(Rows from a dataset)
..........
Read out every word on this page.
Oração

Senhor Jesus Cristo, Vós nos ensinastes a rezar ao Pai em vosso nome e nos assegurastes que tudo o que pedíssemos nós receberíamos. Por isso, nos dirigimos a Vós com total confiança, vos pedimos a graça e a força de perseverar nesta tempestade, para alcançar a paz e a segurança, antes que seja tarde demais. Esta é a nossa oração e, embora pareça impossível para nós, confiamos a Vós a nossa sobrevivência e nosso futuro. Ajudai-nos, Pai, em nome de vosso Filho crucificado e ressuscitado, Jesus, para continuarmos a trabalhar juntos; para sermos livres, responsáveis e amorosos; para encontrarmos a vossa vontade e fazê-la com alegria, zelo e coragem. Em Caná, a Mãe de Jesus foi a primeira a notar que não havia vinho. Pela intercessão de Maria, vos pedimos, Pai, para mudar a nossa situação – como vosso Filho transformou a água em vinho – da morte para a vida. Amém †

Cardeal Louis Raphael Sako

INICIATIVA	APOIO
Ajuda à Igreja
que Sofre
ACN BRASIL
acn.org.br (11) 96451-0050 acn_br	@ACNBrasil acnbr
..........
## WHAT IS ASKED
Repeat all of the records above exactly as they appear.

## SOLUTION TO THIS PROBLEM
Read out every word on this page.
Oração

Senhor Jesus Cristo, Vós nos ensinastes a rezar ao Pai em vosso nome e nos assegurastes que tudo o que pedíssemos nós receberíamos. Por isso, nos dirigimos a Vós com total confiança, vos pedimos a graça e a força de perseverar nesta tempestade, para alcançar a paz e a segurança, antes que seja tarde demais. Esta é a nossa oração e, embora pareça impossível para nós, confiamos a Vós a nossa sobrevivência e nosso futuro. Ajudai-nos, Pai, em nome de vosso Filho crucificado e ressuscitado, Jesus, para continuarmos a trabalhar juntos; para sermos livres, responsáveis e amorosos; para encontrarmos a vossa vontade e fazê-la com alegria, zelo e coragem. Em Caná, a Mãe de Jesus foi a primeira a notar que não havia vinho. Pela intercessão de Maria, vos pedimos, Pai, para mudar a nossa situação – como vosso Filho transformou a água em vinho – da morte para a vida. Amém †

Cardeal Louis Raphael Sako

INICIATIVA	APOIO
Ajuda à Igreja
que Sofre
ACN BRASIL
acn.org.br (11) 96451-0050 acn_br	@ACNBrasil acnbr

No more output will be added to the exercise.